STORED ROWS –
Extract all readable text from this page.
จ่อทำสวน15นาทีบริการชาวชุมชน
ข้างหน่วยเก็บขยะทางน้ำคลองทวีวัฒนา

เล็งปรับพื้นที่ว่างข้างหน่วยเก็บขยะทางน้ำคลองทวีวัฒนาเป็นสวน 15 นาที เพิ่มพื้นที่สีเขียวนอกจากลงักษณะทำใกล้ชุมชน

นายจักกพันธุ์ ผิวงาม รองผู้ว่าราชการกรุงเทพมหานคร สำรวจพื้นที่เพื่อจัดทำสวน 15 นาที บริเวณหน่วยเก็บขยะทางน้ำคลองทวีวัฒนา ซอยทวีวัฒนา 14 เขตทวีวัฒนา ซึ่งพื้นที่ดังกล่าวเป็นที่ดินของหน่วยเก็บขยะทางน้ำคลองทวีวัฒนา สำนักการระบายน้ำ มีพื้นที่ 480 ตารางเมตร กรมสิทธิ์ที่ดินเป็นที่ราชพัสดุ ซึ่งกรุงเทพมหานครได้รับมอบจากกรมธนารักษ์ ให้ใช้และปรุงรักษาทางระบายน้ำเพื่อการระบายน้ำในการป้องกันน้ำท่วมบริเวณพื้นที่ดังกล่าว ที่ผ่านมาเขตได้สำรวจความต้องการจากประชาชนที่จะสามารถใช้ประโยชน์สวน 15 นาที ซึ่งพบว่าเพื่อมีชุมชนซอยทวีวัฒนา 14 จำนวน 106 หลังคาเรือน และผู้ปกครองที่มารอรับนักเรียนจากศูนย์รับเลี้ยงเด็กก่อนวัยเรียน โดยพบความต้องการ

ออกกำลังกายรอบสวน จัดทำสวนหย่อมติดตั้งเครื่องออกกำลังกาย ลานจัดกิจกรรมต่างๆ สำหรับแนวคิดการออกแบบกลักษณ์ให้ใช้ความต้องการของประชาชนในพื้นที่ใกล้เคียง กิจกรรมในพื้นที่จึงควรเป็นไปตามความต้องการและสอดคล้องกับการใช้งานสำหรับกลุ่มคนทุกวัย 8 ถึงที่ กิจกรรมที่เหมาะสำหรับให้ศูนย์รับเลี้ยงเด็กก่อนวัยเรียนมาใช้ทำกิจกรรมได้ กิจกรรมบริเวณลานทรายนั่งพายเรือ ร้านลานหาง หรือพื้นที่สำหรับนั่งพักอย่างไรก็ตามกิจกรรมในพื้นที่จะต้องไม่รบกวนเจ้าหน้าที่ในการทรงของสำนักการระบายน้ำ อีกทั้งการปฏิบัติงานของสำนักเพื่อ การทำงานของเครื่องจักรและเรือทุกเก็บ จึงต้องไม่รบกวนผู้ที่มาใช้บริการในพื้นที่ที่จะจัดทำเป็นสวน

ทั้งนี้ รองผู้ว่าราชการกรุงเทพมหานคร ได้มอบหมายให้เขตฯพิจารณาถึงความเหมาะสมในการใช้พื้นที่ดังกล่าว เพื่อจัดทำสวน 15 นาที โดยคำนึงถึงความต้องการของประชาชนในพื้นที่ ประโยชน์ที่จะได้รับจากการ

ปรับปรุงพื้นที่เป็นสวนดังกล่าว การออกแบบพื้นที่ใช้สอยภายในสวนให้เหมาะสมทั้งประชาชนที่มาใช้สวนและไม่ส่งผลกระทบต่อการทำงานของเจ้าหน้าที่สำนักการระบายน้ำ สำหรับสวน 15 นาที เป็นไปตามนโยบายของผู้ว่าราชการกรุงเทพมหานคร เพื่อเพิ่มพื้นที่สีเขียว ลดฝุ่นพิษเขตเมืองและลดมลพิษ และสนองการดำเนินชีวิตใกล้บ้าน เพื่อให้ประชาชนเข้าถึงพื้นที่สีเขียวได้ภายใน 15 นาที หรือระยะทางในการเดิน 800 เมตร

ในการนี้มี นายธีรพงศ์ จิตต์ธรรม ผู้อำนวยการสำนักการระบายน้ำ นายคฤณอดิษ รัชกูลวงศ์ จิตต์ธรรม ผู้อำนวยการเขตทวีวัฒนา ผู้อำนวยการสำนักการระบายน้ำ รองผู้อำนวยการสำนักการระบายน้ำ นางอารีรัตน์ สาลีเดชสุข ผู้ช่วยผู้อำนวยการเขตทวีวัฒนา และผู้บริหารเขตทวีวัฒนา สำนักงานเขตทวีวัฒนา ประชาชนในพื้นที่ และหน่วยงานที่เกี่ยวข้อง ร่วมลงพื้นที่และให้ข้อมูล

EXERCISE PROMPT –
Please reproduce all of the entries exactly as they stand.

EXPECTED ANSWER –
Extract all readable text from this page.
จ่อทำสวน15นาทีบริการชาวชุมชน
ข้างหน่วยเก็บขยะทางน้ำคลองทวีวัฒนา

เล็งปรับพื้นที่ว่างข้างหน่วยเก็บขยะทางน้ำคลองทวีวัฒนาเป็นสวน 15 นาที เพิ่มพื้นที่สีเขียวนอกจากลงักษณะทำใกล้ชุมชน

นายจักกพันธุ์ ผิวงาม รองผู้ว่าราชการกรุงเทพมหานคร สำรวจพื้นที่เพื่อจัดทำสวน 15 นาที บริเวณหน่วยเก็บขยะทางน้ำคลองทวีวัฒนา ซอยทวีวัฒนา 14 เขตทวีวัฒนา ซึ่งพื้นที่ดังกล่าวเป็นที่ดินของหน่วยเก็บขยะทางน้ำคลองทวีวัฒนา สำนักการระบายน้ำ มีพื้นที่ 480 ตารางเมตร กรมสิทธิ์ที่ดินเป็นที่ราชพัสดุ ซึ่งกรุงเทพมหานครได้รับมอบจากกรมธนารักษ์ ให้ใช้และปรุงรักษาทางระบายน้ำเพื่อการระบายน้ำในการป้องกันน้ำท่วมบริเวณพื้นที่ดังกล่าว ที่ผ่านมาเขตได้สำรวจความต้องการจากประชาชนที่จะสามารถใช้ประโยชน์สวน 15 นาที ซึ่งพบว่าเพื่อมีชุมชนซอยทวีวัฒนา 14 จำนวน 106 หลังคาเรือน และผู้ปกครองที่มารอรับนักเรียนจากศูนย์รับเลี้ยงเด็กก่อนวัยเรียน โดยพบความต้องการ

ออกกำลังกายรอบสวน จัดทำสวนหย่อมติดตั้งเครื่องออกกำลังกาย ลานจัดกิจกรรมต่างๆ สำหรับแนวคิดการออกแบบกลักษณ์ให้ใช้ความต้องการของประชาชนในพื้นที่ใกล้เคียง กิจกรรมในพื้นที่จึงควรเป็นไปตามความต้องการและสอดคล้องกับการใช้งานสำหรับกลุ่มคนทุกวัย 8 ถึงที่ กิจกรรมที่เหมาะสำหรับให้ศูนย์รับเลี้ยงเด็กก่อนวัยเรียนมาใช้ทำกิจกรรมได้ กิจกรรมบริเวณลานทรายนั่งพายเรือ ร้านลานหาง หรือพื้นที่สำหรับนั่งพักอย่างไรก็ตามกิจกรรมในพื้นที่จะต้องไม่รบกวนเจ้าหน้าที่ในการทรงของสำนักการระบายน้ำ อีกทั้งการปฏิบัติงานของสำนักเพื่อ การทำงานของเครื่องจักรและเรือทุกเก็บ จึงต้องไม่รบกวนผู้ที่มาใช้บริการในพื้นที่ที่จะจัดทำเป็นสวน

ทั้งนี้ รองผู้ว่าราชการกรุงเทพมหานคร ได้มอบหมายให้เขตฯพิจารณาถึงความเหมาะสมในการใช้พื้นที่ดังกล่าว เพื่อจัดทำสวน 15 นาที โดยคำนึงถึงความต้องการของประชาชนในพื้นที่ ประโยชน์ที่จะได้รับจากการ

ปรับปรุงพื้นที่เป็นสวนดังกล่าว การออกแบบพื้นที่ใช้สอยภายในสวนให้เหมาะสมทั้งประชาชนที่มาใช้สวนและไม่ส่งผลกระทบต่อการทำงานของเจ้าหน้าที่สำนักการระบายน้ำ สำหรับสวน 15 นาที เป็นไปตามนโยบายของผู้ว่าราชการกรุงเทพมหานคร เพื่อเพิ่มพื้นที่สีเขียว ลดฝุ่นพิษเขตเมืองและลดมลพิษ และสนองการดำเนินชีวิตใกล้บ้าน เพื่อให้ประชาชนเข้าถึงพื้นที่สีเขียวได้ภายใน 15 นาที หรือระยะทางในการเดิน 800 เมตร

ในการนี้มี นายธีรพงศ์ จิตต์ธรรม ผู้อำนวยการสำนักการระบายน้ำ นายคฤณอดิษ รัชกูลวงศ์ จิตต์ธรรม ผู้อำนวยการเขตทวีวัฒนา ผู้อำนวยการสำนักการระบายน้ำ รองผู้อำนวยการสำนักการระบายน้ำ นางอารีรัตน์ สาลีเดชสุข ผู้ช่วยผู้อำนวยการเขตทวีวัฒนา และผู้บริหารเขตทวีวัฒนา สำนักงานเขตทวีวัฒนา ประชาชนในพื้นที่ และหน่วยงานที่เกี่ยวข้อง ร่วมลงพื้นที่และให้ข้อมูล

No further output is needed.